- _REQUIREMENT_:
For this exercise, copy out each line of the material below that includes "structure".
[START OF STORED DATA]
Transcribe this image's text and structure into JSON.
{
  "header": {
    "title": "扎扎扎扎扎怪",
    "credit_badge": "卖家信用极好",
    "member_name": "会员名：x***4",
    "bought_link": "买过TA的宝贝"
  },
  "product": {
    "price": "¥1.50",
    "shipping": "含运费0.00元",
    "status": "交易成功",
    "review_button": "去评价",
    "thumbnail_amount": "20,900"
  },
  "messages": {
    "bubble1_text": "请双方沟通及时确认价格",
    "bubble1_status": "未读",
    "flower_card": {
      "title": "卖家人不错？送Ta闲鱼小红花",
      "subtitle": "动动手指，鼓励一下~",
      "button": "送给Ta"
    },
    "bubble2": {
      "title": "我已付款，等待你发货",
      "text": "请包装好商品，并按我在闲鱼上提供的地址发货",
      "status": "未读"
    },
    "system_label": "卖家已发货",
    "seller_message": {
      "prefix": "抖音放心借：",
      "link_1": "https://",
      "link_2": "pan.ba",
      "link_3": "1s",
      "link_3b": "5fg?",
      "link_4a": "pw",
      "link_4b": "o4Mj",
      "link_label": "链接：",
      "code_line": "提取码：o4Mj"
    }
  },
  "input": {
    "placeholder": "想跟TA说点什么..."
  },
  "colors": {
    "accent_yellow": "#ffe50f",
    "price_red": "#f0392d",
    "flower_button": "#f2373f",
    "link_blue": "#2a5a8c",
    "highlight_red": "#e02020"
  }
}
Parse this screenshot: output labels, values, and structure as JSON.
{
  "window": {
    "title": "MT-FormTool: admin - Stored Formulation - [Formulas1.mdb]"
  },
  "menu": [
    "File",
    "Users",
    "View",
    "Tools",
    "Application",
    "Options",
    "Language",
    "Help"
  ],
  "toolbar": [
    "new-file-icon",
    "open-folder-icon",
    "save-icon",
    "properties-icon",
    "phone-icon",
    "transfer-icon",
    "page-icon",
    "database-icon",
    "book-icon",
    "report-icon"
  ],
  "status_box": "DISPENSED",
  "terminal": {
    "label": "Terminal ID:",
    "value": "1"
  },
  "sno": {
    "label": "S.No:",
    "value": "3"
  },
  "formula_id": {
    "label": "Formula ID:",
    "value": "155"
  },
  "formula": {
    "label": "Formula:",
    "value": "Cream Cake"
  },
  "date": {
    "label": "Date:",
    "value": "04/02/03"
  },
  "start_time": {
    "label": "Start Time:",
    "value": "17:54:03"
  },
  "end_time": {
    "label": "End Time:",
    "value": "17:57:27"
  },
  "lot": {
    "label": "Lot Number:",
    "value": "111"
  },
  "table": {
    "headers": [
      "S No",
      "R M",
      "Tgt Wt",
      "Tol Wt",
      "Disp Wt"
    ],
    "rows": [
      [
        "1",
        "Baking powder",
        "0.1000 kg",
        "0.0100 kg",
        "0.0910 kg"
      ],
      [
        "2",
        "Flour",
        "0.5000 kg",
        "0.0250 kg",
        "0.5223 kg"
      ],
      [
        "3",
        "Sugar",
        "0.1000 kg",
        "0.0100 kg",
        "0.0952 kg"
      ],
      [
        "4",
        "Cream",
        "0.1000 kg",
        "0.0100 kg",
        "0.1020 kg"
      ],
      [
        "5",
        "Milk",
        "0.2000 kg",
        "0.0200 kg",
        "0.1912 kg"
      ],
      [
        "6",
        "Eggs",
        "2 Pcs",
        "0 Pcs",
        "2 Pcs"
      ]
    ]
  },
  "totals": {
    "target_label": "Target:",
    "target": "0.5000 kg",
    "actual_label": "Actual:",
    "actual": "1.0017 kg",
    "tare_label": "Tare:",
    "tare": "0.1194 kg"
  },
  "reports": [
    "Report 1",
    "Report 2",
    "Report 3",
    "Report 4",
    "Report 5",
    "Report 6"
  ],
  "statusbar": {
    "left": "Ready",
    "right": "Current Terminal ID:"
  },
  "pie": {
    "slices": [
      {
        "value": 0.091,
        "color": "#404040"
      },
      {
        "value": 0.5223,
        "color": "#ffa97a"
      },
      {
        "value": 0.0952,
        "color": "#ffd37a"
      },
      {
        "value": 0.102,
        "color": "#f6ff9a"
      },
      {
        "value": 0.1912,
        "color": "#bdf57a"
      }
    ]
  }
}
[END OF STORED DATA]
- _SOLUTION BELOW_:
Transcribe this image's text and structure into JSON.
Parse this screenshot: output labels, values, and structure as JSON.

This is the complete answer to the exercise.